Dataset excerpt:
#####

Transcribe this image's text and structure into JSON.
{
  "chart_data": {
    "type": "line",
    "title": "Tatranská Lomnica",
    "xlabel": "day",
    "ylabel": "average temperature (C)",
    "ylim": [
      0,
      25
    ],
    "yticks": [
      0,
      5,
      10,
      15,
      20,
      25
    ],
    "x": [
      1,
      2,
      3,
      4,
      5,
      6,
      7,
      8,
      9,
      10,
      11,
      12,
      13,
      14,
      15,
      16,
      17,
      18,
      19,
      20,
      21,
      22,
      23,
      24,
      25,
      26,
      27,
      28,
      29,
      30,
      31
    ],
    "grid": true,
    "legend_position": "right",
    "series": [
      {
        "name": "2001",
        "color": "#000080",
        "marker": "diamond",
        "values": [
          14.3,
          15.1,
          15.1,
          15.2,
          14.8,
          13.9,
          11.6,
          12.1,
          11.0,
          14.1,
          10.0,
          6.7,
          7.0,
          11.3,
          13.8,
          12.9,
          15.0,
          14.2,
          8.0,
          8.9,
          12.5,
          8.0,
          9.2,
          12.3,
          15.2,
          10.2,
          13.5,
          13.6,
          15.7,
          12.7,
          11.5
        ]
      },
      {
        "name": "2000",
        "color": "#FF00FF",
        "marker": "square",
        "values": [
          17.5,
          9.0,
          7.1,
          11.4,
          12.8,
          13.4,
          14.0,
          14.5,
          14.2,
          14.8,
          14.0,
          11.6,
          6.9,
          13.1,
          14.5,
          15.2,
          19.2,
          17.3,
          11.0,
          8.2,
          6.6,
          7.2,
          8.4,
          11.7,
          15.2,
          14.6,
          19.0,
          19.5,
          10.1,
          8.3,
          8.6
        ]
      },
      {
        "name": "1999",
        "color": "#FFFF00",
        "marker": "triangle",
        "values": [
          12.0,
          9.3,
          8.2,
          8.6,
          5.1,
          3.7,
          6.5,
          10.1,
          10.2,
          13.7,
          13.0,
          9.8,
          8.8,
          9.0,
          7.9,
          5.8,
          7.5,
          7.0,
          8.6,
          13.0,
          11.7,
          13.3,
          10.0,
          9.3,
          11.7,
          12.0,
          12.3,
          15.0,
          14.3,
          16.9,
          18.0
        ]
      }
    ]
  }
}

#####

• Goal of the exercise
Quote all of the entries verbatim.

• Exercise response
Transcribe this image's text and structure into JSON.
{
  "chart_data": {
    "type": "line",
    "title": "Tatranská Lomnica",
    "xlabel": "day",
    "ylabel": "average temperature (C)",
    "ylim": [
      0,
      25
    ],
    "yticks": [
      0,
      5,
      10,
      15,
      20,
      25
    ],
    "x": [
      1,
      2,
      3,
      4,
      5,
      6,
      7,
      8,
      9,
      10,
      11,
      12,
      13,
      14,
      15,
      16,
      17,
      18,
      19,
      20,
      21,
      22,
      23,
      24,
      25,
      26,
      27,
      28,
      29,
      30,
      31
    ],
    "grid": true,
    "legend_position": "right",
    "series": [
      {
        "name": "2001",
        "color": "#000080",
        "marker": "diamond",
        "values": [
          14.3,
          15.1,
          15.1,
          15.2,
          14.8,
          13.9,
          11.6,
          12.1,
          11.0,
          14.1,
          10.0,
          6.7,
          7.0,
          11.3,
          13.8,
          12.9,
          15.0,
          14.2,
          8.0,
          8.9,
          12.5,
          8.0,
          9.2,
          12.3,
          15.2,
          10.2,
          13.5,
          13.6,
          15.7,
          12.7,
          11.5
        ]
      },
      {
        "name": "2000",
        "color": "#FF00FF",
        "marker": "square",
        "values": [
          17.5,
          9.0,
          7.1,
          11.4,
          12.8,
          13.4,
          14.0,
          14.5,
          14.2,
          14.8,
          14.0,
          11.6,
          6.9,
          13.1,
          14.5,
          15.2,
          19.2,
          17.3,
          11.0,
          8.2,
          6.6,
          7.2,
          8.4,
          11.7,
          15.2,
          14.6,
          19.0,
          19.5,
          10.1,
          8.3,
          8.6
        ]
      },
      {
        "name": "1999",
        "color": "#FFFF00",
        "marker": "triangle",
        "values": [
          12.0,
          9.3,
          8.2,
          8.6,
          5.1,
          3.7,
          6.5,
          10.1,
          10.2,
          13.7,
          13.0,
          9.8,
          8.8,
          9.0,
          7.9,
          5.8,
          7.5,
          7.0,
          8.6,
          13.0,
          11.7,
          13.3,
          10.0,
          9.3,
          11.7,
          12.0,
          12.3,
          15.0,
          14.3,
          16.9,
          18.0
        ]
      }
    ]
  }
}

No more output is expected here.